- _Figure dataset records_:
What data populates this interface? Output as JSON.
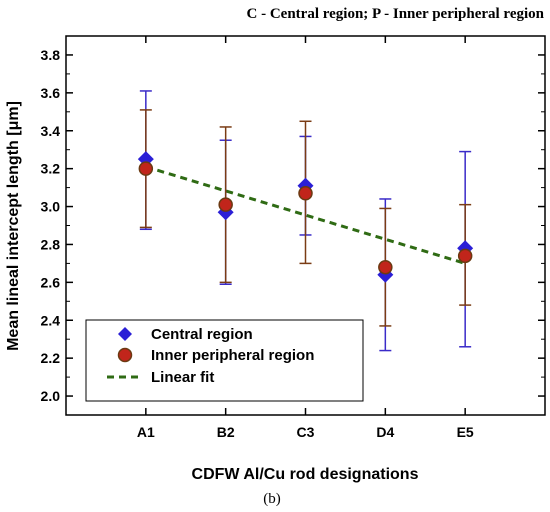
{
  "chart_data": {
    "type": "scatter",
    "title": "C - Central region; P - Inner peripheral region",
    "xlabel": "CDFW Al/Cu rod designations",
    "ylabel": "Mean lineal intercept length [μm]",
    "caption": "(b)",
    "categories": [
      "A1",
      "B2",
      "C3",
      "D4",
      "E5"
    ],
    "ylim": [
      1.9,
      3.9
    ],
    "yticks": [
      "2.0",
      "2.2",
      "2.4",
      "2.6",
      "2.8",
      "3.0",
      "3.2",
      "3.4",
      "3.6",
      "3.8"
    ],
    "grid": false,
    "legend_position": "bottom-left",
    "series": [
      {
        "name": "Central region",
        "marker": "diamond",
        "color": "#2b1fd6",
        "error_color": "#3a2bc8",
        "values": [
          3.25,
          2.97,
          3.11,
          2.64,
          2.78
        ],
        "error_low": [
          2.88,
          2.59,
          2.85,
          2.24,
          2.26
        ],
        "error_high": [
          3.61,
          3.35,
          3.37,
          3.04,
          3.29
        ]
      },
      {
        "name": "Inner peripheral region",
        "marker": "circle",
        "color": "#c1251b",
        "stroke": "#6b3a12",
        "error_color": "#7a3c14",
        "values": [
          3.2,
          3.01,
          3.07,
          2.68,
          2.74
        ],
        "error_low": [
          2.89,
          2.6,
          2.7,
          2.37,
          2.48
        ],
        "error_high": [
          3.51,
          3.42,
          3.45,
          2.99,
          3.01
        ]
      },
      {
        "name": "Linear fit",
        "type": "line",
        "dashed": true,
        "color": "#2f6b14",
        "values": [
          3.21,
          3.09,
          2.96,
          2.83,
          2.7
        ]
      }
    ]
  }
}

- _WHAT IS ASKED_:
Quote in full the listing given above; the images are to be left out.

- _SOLUTION BELOW_:
What data populates this interface? Output as JSON.
{
  "chart_data": {
    "type": "scatter",
    "title": "C - Central region; P - Inner peripheral region",
    "xlabel": "CDFW Al/Cu rod designations",
    "ylabel": "Mean lineal intercept length [μm]",
    "caption": "(b)",
    "categories": [
      "A1",
      "B2",
      "C3",
      "D4",
      "E5"
    ],
    "ylim": [
      1.9,
      3.9
    ],
    "yticks": [
      "2.0",
      "2.2",
      "2.4",
      "2.6",
      "2.8",
      "3.0",
      "3.2",
      "3.4",
      "3.6",
      "3.8"
    ],
    "grid": false,
    "legend_position": "bottom-left",
    "series": [
      {
        "name": "Central region",
        "marker": "diamond",
        "color": "#2b1fd6",
        "error_color": "#3a2bc8",
        "values": [
          3.25,
          2.97,
          3.11,
          2.64,
          2.78
        ],
        "error_low": [
          2.88,
          2.59,
          2.85,
          2.24,
          2.26
        ],
        "error_high": [
          3.61,
          3.35,
          3.37,
          3.04,
          3.29
        ]
      },
      {
        "name": "Inner peripheral region",
        "marker": "circle",
        "color": "#c1251b",
        "stroke": "#6b3a12",
        "error_color": "#7a3c14",
        "values": [
          3.2,
          3.01,
          3.07,
          2.68,
          2.74
        ],
        "error_low": [
          2.89,
          2.6,
          2.7,
          2.37,
          2.48
        ],
        "error_high": [
          3.51,
          3.42,
          3.45,
          2.99,
          3.01
        ]
      },
      {
        "name": "Linear fit",
        "type": "line",
        "dashed": true,
        "color": "#2f6b14",
        "values": [
          3.21,
          3.09,
          2.96,
          2.83,
          2.7
        ]
      }
    ]
  }
}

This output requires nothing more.